DO THIS: Copy every line of the data in which the word "JSON" occurs.

RECORDS FOR THE EXERCISE:
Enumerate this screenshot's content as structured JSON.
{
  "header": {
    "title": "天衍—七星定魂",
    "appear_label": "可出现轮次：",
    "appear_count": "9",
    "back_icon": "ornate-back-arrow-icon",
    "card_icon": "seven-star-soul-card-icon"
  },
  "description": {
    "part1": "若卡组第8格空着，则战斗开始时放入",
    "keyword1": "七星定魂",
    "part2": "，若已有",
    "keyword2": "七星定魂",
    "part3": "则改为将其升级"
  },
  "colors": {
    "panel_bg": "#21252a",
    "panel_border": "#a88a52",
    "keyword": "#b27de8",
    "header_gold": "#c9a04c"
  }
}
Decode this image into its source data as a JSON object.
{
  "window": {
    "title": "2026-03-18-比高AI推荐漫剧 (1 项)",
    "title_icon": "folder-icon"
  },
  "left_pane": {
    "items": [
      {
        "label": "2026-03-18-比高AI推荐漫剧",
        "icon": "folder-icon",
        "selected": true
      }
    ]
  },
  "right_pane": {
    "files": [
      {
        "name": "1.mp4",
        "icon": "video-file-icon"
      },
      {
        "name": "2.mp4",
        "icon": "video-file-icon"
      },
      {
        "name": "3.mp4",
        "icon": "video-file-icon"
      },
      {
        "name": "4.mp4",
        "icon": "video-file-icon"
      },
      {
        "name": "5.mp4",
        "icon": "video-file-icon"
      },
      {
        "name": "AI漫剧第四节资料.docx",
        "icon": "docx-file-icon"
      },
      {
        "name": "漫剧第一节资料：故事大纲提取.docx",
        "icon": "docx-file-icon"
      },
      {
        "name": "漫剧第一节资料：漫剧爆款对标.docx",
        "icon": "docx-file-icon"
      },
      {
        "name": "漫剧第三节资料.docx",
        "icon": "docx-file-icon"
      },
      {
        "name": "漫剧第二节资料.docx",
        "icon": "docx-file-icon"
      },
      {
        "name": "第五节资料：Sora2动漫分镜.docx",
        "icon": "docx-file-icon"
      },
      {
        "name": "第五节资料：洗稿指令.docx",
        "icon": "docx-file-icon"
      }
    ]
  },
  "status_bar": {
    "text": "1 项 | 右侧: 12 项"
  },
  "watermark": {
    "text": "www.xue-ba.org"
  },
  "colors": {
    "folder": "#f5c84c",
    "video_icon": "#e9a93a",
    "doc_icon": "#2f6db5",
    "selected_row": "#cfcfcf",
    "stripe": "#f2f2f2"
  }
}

RESPONSE:
Enumerate this screenshot's content as structured JSON.
Decode this image into its source data as a JSON object.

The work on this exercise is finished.